Job —
Omit every image, and transcribe the remaining entries exactly as given.

● ● ● ●

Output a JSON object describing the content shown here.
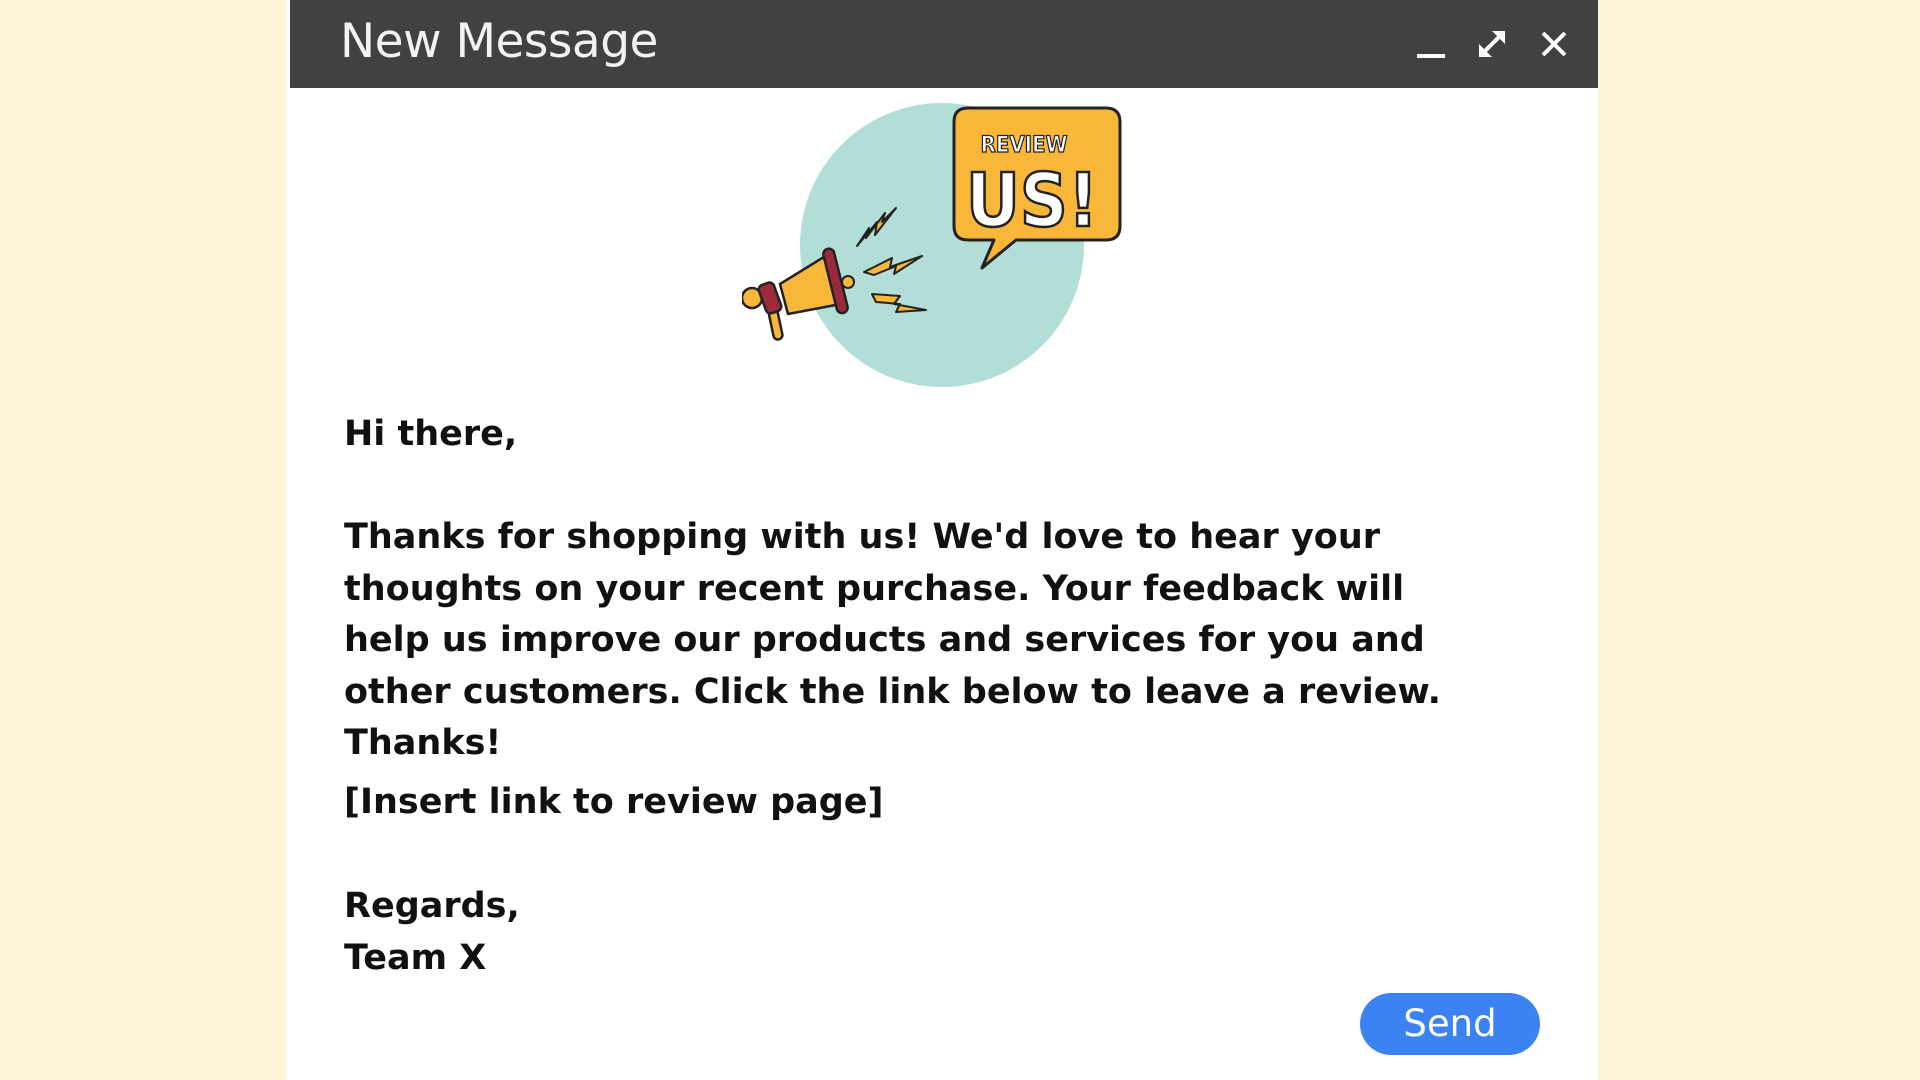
{
  "window": {
    "title": "New Message",
    "controls": {
      "minimize": "minimize-icon",
      "expand": "expand-icon",
      "close": "close-icon"
    }
  },
  "illustration": {
    "badge_small": "REVIEW",
    "badge_large": "US!"
  },
  "message": {
    "greeting": "Hi there,",
    "body": "Thanks for shopping with us! We'd love to hear your thoughts on your recent purchase. Your feedback will help us improve our products and services for you and other customers. Click the link below to leave a review. Thanks!",
    "link_placeholder": "[Insert link to review page]",
    "sign_off": "Regards,",
    "signature": "Team X"
  },
  "actions": {
    "send_label": "Send"
  },
  "colors": {
    "page_background": "#fdf4d5",
    "title_bar": "#414043",
    "send_button": "#3b82f2",
    "circle": "#b3ded8",
    "accent_yellow": "#f9b73a"
  }
}
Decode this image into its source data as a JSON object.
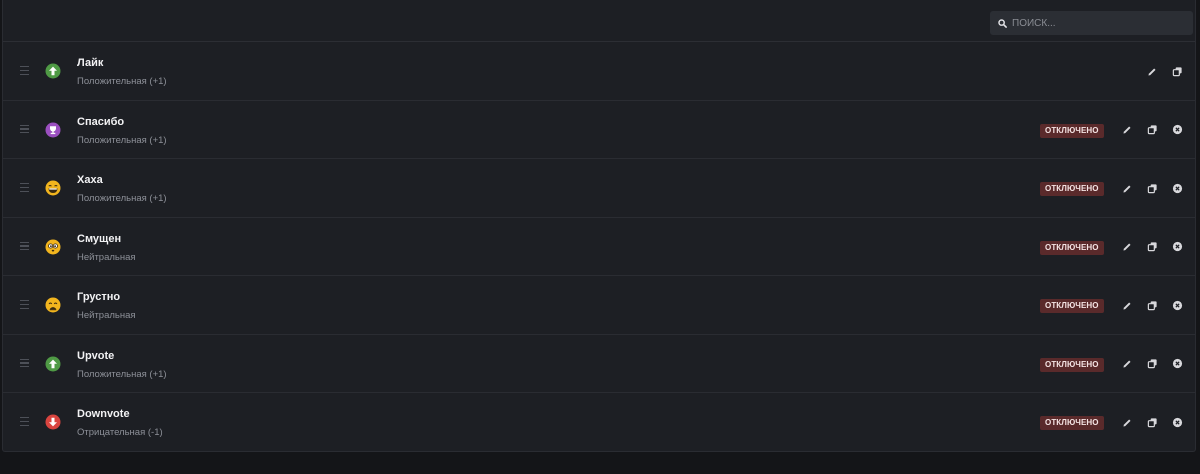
{
  "search": {
    "placeholder": "ПОИСК..."
  },
  "reactions": [
    {
      "title": "Лайк",
      "subtitle": "Положительная (+1)",
      "icon": "arrow-up-green-icon",
      "disabled": false
    },
    {
      "title": "Спасибо",
      "subtitle": "Положительная (+1)",
      "icon": "trophy-purple-icon",
      "disabled": true
    },
    {
      "title": "Хаха",
      "subtitle": "Положительная (+1)",
      "icon": "laughing-face-icon",
      "disabled": true
    },
    {
      "title": "Смущен",
      "subtitle": "Нейтральная",
      "icon": "confused-face-icon",
      "disabled": true
    },
    {
      "title": "Грустно",
      "subtitle": "Нейтральная",
      "icon": "sad-face-icon",
      "disabled": true
    },
    {
      "title": "Upvote",
      "subtitle": "Положительная (+1)",
      "icon": "arrow-up-green-icon",
      "disabled": true
    },
    {
      "title": "Downvote",
      "subtitle": "Отрицательная (-1)",
      "icon": "arrow-down-red-icon",
      "disabled": true
    }
  ],
  "badge_label": "ОТКЛЮЧЕНО",
  "colors": {
    "positive": "#4f9a45",
    "negative": "#d9443f",
    "trophy": "#9b4fc0",
    "emoji_yellow": "#f2b51e",
    "badge_bg": "#5a2a2b"
  }
}
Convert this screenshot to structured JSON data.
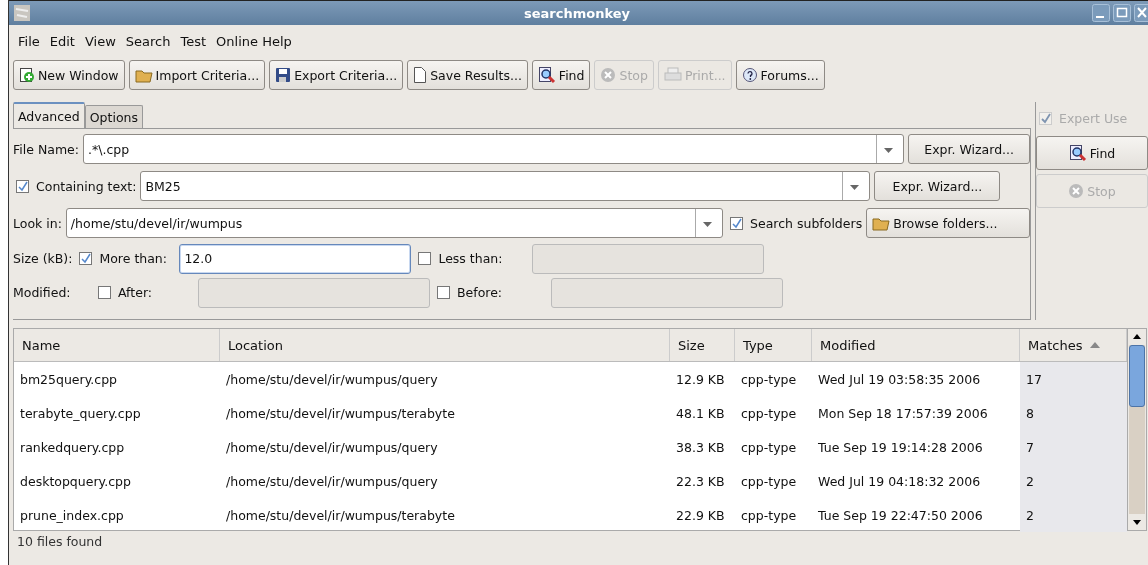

● ● ● ●

In response —
Output a JSON object describing the content shown here.
{
  "window": {
    "title": "New Message",
    "controls": {
      "minimize": "minimize-icon",
      "expand": "expand-icon",
      "close": "close-icon"
    }
  },
  "illustration": {
    "badge_small": "REVIEW",
    "badge_large": "US!"
  },
  "message": {
    "greeting": "Hi there,",
    "body": "Thanks for shopping with us! We'd love to hear your thoughts on your recent purchase. Your feedback will help us improve our products and services for you and other customers. Click the link below to leave a review. Thanks!",
    "link_placeholder": "[Insert link to review page]",
    "sign_off": "Regards,",
    "signature": "Team X"
  },
  "actions": {
    "send_label": "Send"
  },
  "colors": {
    "page_background": "#fdf4d5",
    "title_bar": "#414043",
    "send_button": "#3b82f2",
    "circle": "#b3ded8",
    "accent_yellow": "#f9b73a"
  }
}
Decode this image into its source data as a JSON object.
{
  "search": {
    "placeholder": "ПОИСК..."
  },
  "reactions": [
    {
      "title": "Лайк",
      "subtitle": "Положительная (+1)",
      "icon": "arrow-up-green-icon",
      "disabled": false
    },
    {
      "title": "Спасибо",
      "subtitle": "Положительная (+1)",
      "icon": "trophy-purple-icon",
      "disabled": true
    },
    {
      "title": "Хаха",
      "subtitle": "Положительная (+1)",
      "icon": "laughing-face-icon",
      "disabled": true
    },
    {
      "title": "Смущен",
      "subtitle": "Нейтральная",
      "icon": "confused-face-icon",
      "disabled": true
    },
    {
      "title": "Грустно",
      "subtitle": "Нейтральная",
      "icon": "sad-face-icon",
      "disabled": true
    },
    {
      "title": "Upvote",
      "subtitle": "Положительная (+1)",
      "icon": "arrow-up-green-icon",
      "disabled": true
    },
    {
      "title": "Downvote",
      "subtitle": "Отрицательная (-1)",
      "icon": "arrow-down-red-icon",
      "disabled": true
    }
  ],
  "badge_label": "ОТКЛЮЧЕНО",
  "colors": {
    "positive": "#4f9a45",
    "negative": "#d9443f",
    "trophy": "#9b4fc0",
    "emoji_yellow": "#f2b51e",
    "badge_bg": "#5a2a2b"
  }
}
Convert this screenshot to structured JSON data.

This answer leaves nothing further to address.